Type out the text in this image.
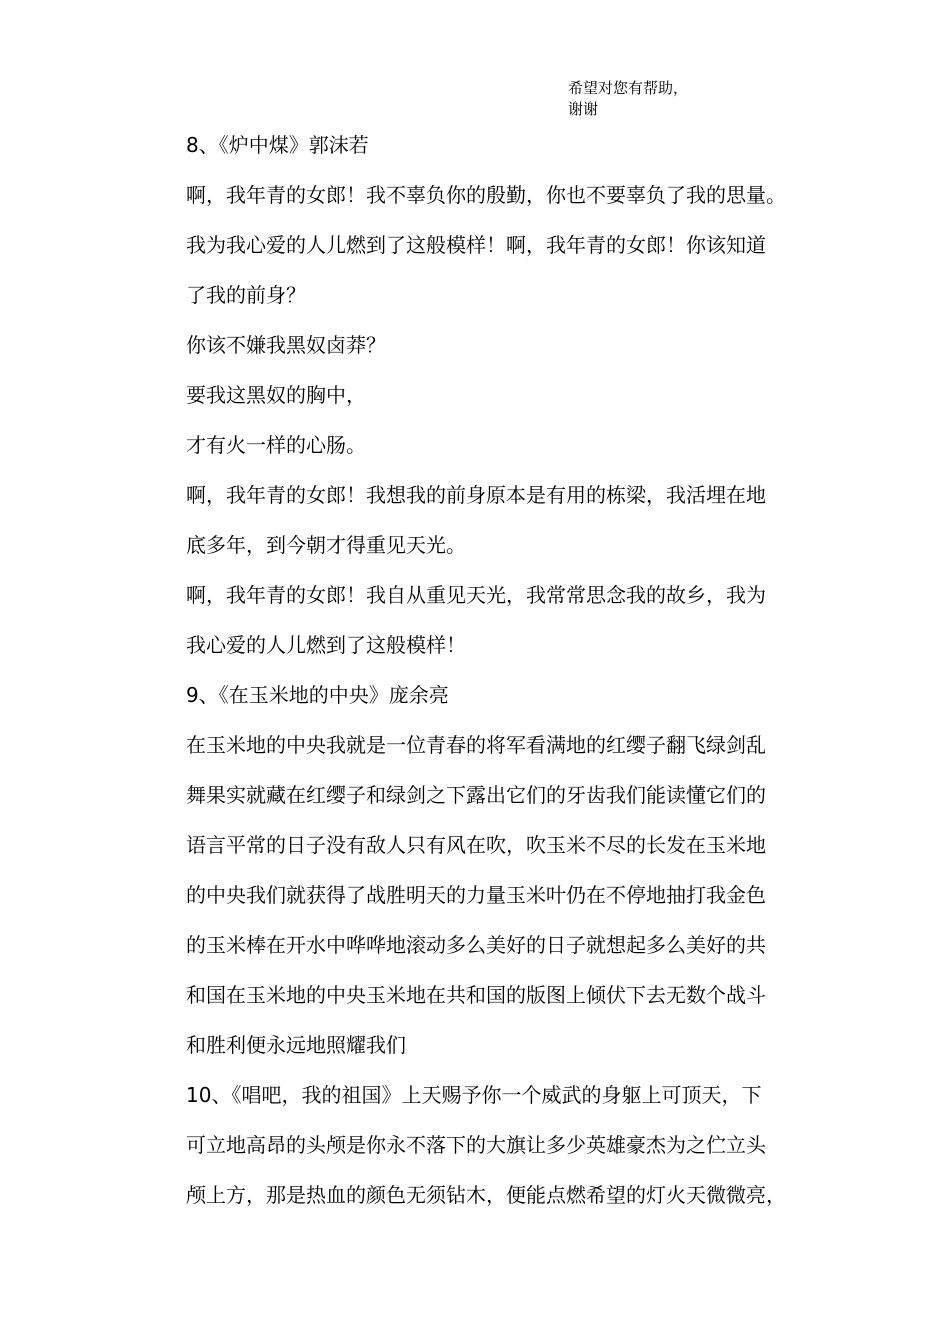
希望对您有帮助，
谢谢
8、《炉中煤》郭沫若
啊，我年青的女郎！我不辜负你的殷勤，你也不要辜负了我的思量。
我为我心爱的人儿燃到了这般模样！啊，我年青的女郎！你该知道
了我的前身？
你该不嫌我黑奴卤莽？
要我这黑奴的胸中，
才有火一样的心肠。
啊，我年青的女郎！我想我的前身原本是有用的栋梁，我活埋在地
底多年，到今朝才得重见天光。
啊，我年青的女郎！我自从重见天光，我常常思念我的故乡，我为
我心爱的人儿燃到了这般模样！
9、《在玉米地的中央》庞余亮
在玉米地的中央我就是一位青春的将军看满地的红缨子翻飞绿剑乱
舞果实就藏在红缨子和绿剑之下露出它们的牙齿我们能读懂它们的
语言平常的日子没有敌人只有风在吹，吹玉米不尽的长发在玉米地
的中央我们就获得了战胜明天的力量玉米叶仍在不停地抽打我金色
的玉米棒在开水中哗哗地滚动多么美好的日子就想起多么美好的共
和国在玉米地的中央玉米地在共和国的版图上倾伏下去无数个战斗
和胜利便永远地照耀我们
10、《唱吧，我的祖国》上天赐予你一个威武的身躯上可顶天，下
可立地高昂的头颅是你永不落下的大旗让多少英雄豪杰为之伫立头
颅上方，那是热血的颜色无须钻木，便能点燃希望的灯火天微微亮，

§ **WHAT YOU ARE ASKED TO DO**
Look through the entries above and report each line where the string "我年青的女郎" occurs.

§ **EXERCISE OUTPUT**
啊，我年青的女郎！我不辜负你的殷勤，你也不要辜负了我的思量。
我为我心爱的人儿燃到了这般模样！啊，我年青的女郎！你该知道
啊，我年青的女郎！我想我的前身原本是有用的栋梁，我活埋在地
啊，我年青的女郎！我自从重见天光，我常常思念我的故乡，我为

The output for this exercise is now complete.